[GOAL]: Search the data below for the string "title". Extract every line that contains it.

[EXTRACTED MATERIAL]:
>>>
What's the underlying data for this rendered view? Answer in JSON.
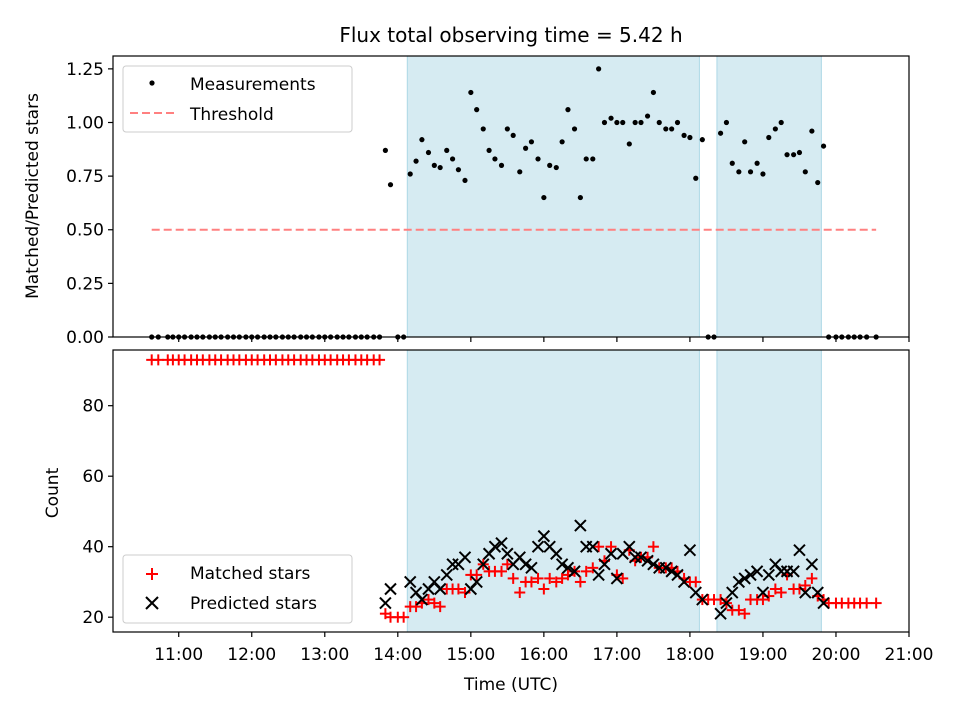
{
  "chart_data": [
    {
      "type": "scatter",
      "title": "Flux total observing time = 5.42 h",
      "xlabel": "",
      "ylabel": "Matched/Predicted stars",
      "xlim": [
        10.1,
        21.0
      ],
      "ylim": [
        0.0,
        1.31
      ],
      "yticks": [
        0.0,
        0.25,
        0.5,
        0.75,
        1.0,
        1.25
      ],
      "ytick_labels": [
        "0.00",
        "0.25",
        "0.50",
        "0.75",
        "1.00",
        "1.25"
      ],
      "legend": {
        "placement": "top-left",
        "entries": [
          "Measurements",
          "Threshold"
        ]
      },
      "shaded_intervals": [
        [
          14.13,
          18.13
        ],
        [
          18.37,
          19.8
        ]
      ],
      "threshold": {
        "name": "Threshold",
        "y": 0.5,
        "x_range": [
          10.63,
          20.55
        ],
        "color": "#ff8080"
      },
      "series": [
        {
          "name": "Measurements",
          "color": "#000000",
          "x": [
            10.63,
            10.72,
            10.85,
            10.92,
            11.0,
            11.08,
            11.17,
            11.25,
            11.33,
            11.42,
            11.5,
            11.58,
            11.67,
            11.75,
            11.83,
            11.92,
            12.0,
            12.08,
            12.17,
            12.25,
            12.33,
            12.42,
            12.5,
            12.58,
            12.67,
            12.75,
            12.83,
            12.92,
            13.0,
            13.08,
            13.17,
            13.25,
            13.33,
            13.42,
            13.5,
            13.58,
            13.67,
            13.75,
            13.83,
            13.9,
            14.0,
            14.08,
            14.17,
            14.25,
            14.33,
            14.42,
            14.5,
            14.58,
            14.67,
            14.75,
            14.83,
            14.92,
            15.0,
            15.08,
            15.17,
            15.25,
            15.33,
            15.42,
            15.5,
            15.58,
            15.67,
            15.75,
            15.83,
            15.92,
            16.0,
            16.08,
            16.17,
            16.25,
            16.33,
            16.42,
            16.5,
            16.58,
            16.67,
            16.75,
            16.83,
            16.92,
            17.0,
            17.08,
            17.17,
            17.25,
            17.33,
            17.42,
            17.5,
            17.58,
            17.67,
            17.75,
            17.83,
            17.92,
            18.0,
            18.08,
            18.17,
            18.25,
            18.33,
            18.42,
            18.5,
            18.58,
            18.67,
            18.75,
            18.83,
            18.92,
            19.0,
            19.08,
            19.17,
            19.25,
            19.33,
            19.42,
            19.5,
            19.58,
            19.67,
            19.75,
            19.83,
            19.9,
            20.0,
            20.08,
            20.17,
            20.25,
            20.33,
            20.42,
            20.55
          ],
          "y": [
            0.0,
            0.0,
            0.0,
            0.0,
            0.0,
            0.0,
            0.0,
            0.0,
            0.0,
            0.0,
            0.0,
            0.0,
            0.0,
            0.0,
            0.0,
            0.0,
            0.0,
            0.0,
            0.0,
            0.0,
            0.0,
            0.0,
            0.0,
            0.0,
            0.0,
            0.0,
            0.0,
            0.0,
            0.0,
            0.0,
            0.0,
            0.0,
            0.0,
            0.0,
            0.0,
            0.0,
            0.0,
            0.0,
            0.87,
            0.71,
            0.0,
            0.0,
            0.76,
            0.82,
            0.92,
            0.86,
            0.8,
            0.79,
            0.87,
            0.83,
            0.78,
            0.73,
            1.14,
            1.06,
            0.97,
            0.87,
            0.83,
            0.8,
            0.97,
            0.94,
            0.77,
            0.88,
            0.91,
            0.83,
            0.65,
            0.8,
            0.79,
            0.91,
            1.06,
            0.97,
            0.65,
            0.83,
            0.83,
            1.25,
            1.0,
            1.02,
            1.0,
            1.0,
            0.9,
            1.0,
            1.0,
            1.03,
            1.14,
            1.0,
            0.97,
            0.97,
            1.0,
            0.94,
            0.93,
            0.74,
            0.92,
            0.0,
            0.0,
            0.95,
            1.0,
            0.81,
            0.77,
            0.91,
            0.77,
            0.81,
            0.76,
            0.93,
            0.97,
            1.0,
            0.85,
            0.85,
            0.86,
            0.77,
            0.96,
            0.72,
            0.89,
            0.0,
            0.0,
            0.0,
            0.0,
            0.0,
            0.0,
            0.0,
            0.0
          ]
        }
      ]
    },
    {
      "type": "scatter",
      "title": "",
      "xlabel": "Time (UTC)",
      "ylabel": "Count",
      "xlim": [
        10.1,
        21.0
      ],
      "ylim": [
        15.8,
        95.8
      ],
      "xticks": [
        11,
        12,
        13,
        14,
        15,
        16,
        17,
        18,
        19,
        20,
        21
      ],
      "xtick_labels": [
        "11:00",
        "12:00",
        "13:00",
        "14:00",
        "15:00",
        "16:00",
        "17:00",
        "18:00",
        "19:00",
        "20:00",
        "21:00"
      ],
      "yticks": [
        20,
        40,
        60,
        80
      ],
      "ytick_labels": [
        "20",
        "40",
        "60",
        "80"
      ],
      "legend": {
        "placement": "bottom-left",
        "entries": [
          "Matched stars",
          "Predicted stars"
        ]
      },
      "shaded_intervals": [
        [
          14.13,
          18.13
        ],
        [
          18.37,
          19.8
        ]
      ],
      "series": [
        {
          "name": "Matched stars",
          "color": "#ff0000",
          "x": [
            10.63,
            10.72,
            10.85,
            10.92,
            11.0,
            11.08,
            11.17,
            11.25,
            11.33,
            11.42,
            11.5,
            11.58,
            11.67,
            11.75,
            11.83,
            11.92,
            12.0,
            12.08,
            12.17,
            12.25,
            12.33,
            12.42,
            12.5,
            12.58,
            12.67,
            12.75,
            12.83,
            12.92,
            13.0,
            13.08,
            13.17,
            13.25,
            13.33,
            13.42,
            13.5,
            13.58,
            13.67,
            13.75,
            13.83,
            13.9,
            14.0,
            14.08,
            14.17,
            14.25,
            14.33,
            14.42,
            14.5,
            14.58,
            14.67,
            14.75,
            14.83,
            14.92,
            15.0,
            15.08,
            15.17,
            15.25,
            15.33,
            15.42,
            15.5,
            15.58,
            15.67,
            15.75,
            15.83,
            15.92,
            16.0,
            16.08,
            16.17,
            16.25,
            16.33,
            16.42,
            16.5,
            16.58,
            16.67,
            16.75,
            16.83,
            16.92,
            17.0,
            17.08,
            17.17,
            17.25,
            17.33,
            17.42,
            17.5,
            17.58,
            17.67,
            17.75,
            17.83,
            17.92,
            18.0,
            18.08,
            18.17,
            18.25,
            18.33,
            18.42,
            18.5,
            18.58,
            18.67,
            18.75,
            18.83,
            18.92,
            19.0,
            19.08,
            19.17,
            19.25,
            19.33,
            19.42,
            19.5,
            19.58,
            19.67,
            19.75,
            19.83,
            19.9,
            20.0,
            20.08,
            20.17,
            20.25,
            20.33,
            20.42,
            20.55
          ],
          "y": [
            93,
            93,
            93,
            93,
            93,
            93,
            93,
            93,
            93,
            93,
            93,
            93,
            93,
            93,
            93,
            93,
            93,
            93,
            93,
            93,
            93,
            93,
            93,
            93,
            93,
            93,
            93,
            93,
            93,
            93,
            93,
            93,
            93,
            93,
            93,
            93,
            93,
            93,
            21,
            20,
            20,
            20,
            23,
            23,
            24,
            25,
            24,
            23,
            28,
            28,
            28,
            27,
            32,
            32,
            35,
            33,
            33,
            33,
            35,
            31,
            27,
            30,
            30,
            31,
            28,
            31,
            30,
            31,
            32,
            33,
            30,
            33,
            34,
            40,
            36,
            40,
            32,
            31,
            39,
            36,
            37,
            37,
            40,
            34,
            34,
            34,
            33,
            31,
            30,
            30,
            25,
            25,
            25,
            25,
            24,
            22,
            22,
            21,
            25,
            25,
            25,
            26,
            28,
            27,
            32,
            28,
            28,
            29,
            31,
            26,
            25,
            24,
            24,
            24,
            24,
            24,
            24,
            24,
            24
          ]
        },
        {
          "name": "Predicted stars",
          "color": "#000000",
          "x": [
            13.83,
            13.9,
            14.17,
            14.25,
            14.33,
            14.42,
            14.5,
            14.58,
            14.67,
            14.75,
            14.83,
            14.92,
            15.0,
            15.08,
            15.17,
            15.25,
            15.33,
            15.42,
            15.5,
            15.58,
            15.67,
            15.75,
            15.83,
            15.92,
            16.0,
            16.08,
            16.17,
            16.25,
            16.33,
            16.42,
            16.5,
            16.58,
            16.67,
            16.75,
            16.83,
            16.92,
            17.0,
            17.08,
            17.17,
            17.25,
            17.33,
            17.42,
            17.5,
            17.58,
            17.67,
            17.75,
            17.83,
            17.92,
            18.0,
            18.08,
            18.17,
            18.42,
            18.5,
            18.58,
            18.67,
            18.75,
            18.83,
            18.92,
            19.0,
            19.08,
            19.17,
            19.25,
            19.33,
            19.42,
            19.5,
            19.58,
            19.67,
            19.75,
            19.83
          ],
          "y": [
            24,
            28,
            30,
            27,
            25,
            28,
            30,
            28,
            32,
            35,
            35,
            37,
            28,
            30,
            35,
            38,
            40,
            41,
            38,
            35,
            37,
            35,
            34,
            40,
            43,
            40,
            38,
            35,
            34,
            33,
            46,
            40,
            40,
            32,
            35,
            38,
            31,
            38,
            40,
            37,
            37,
            36,
            35,
            34,
            34,
            33,
            32,
            30,
            39,
            27,
            25,
            21,
            24,
            27,
            30,
            31,
            32,
            33,
            27,
            32,
            35,
            33,
            33,
            33,
            39,
            27,
            35,
            27,
            24
          ]
        }
      ]
    }
  ]
}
<<<
[RESULT OF THE TASK]:
      "title": "Flux total observing time = 5.42 h",
      "title": "",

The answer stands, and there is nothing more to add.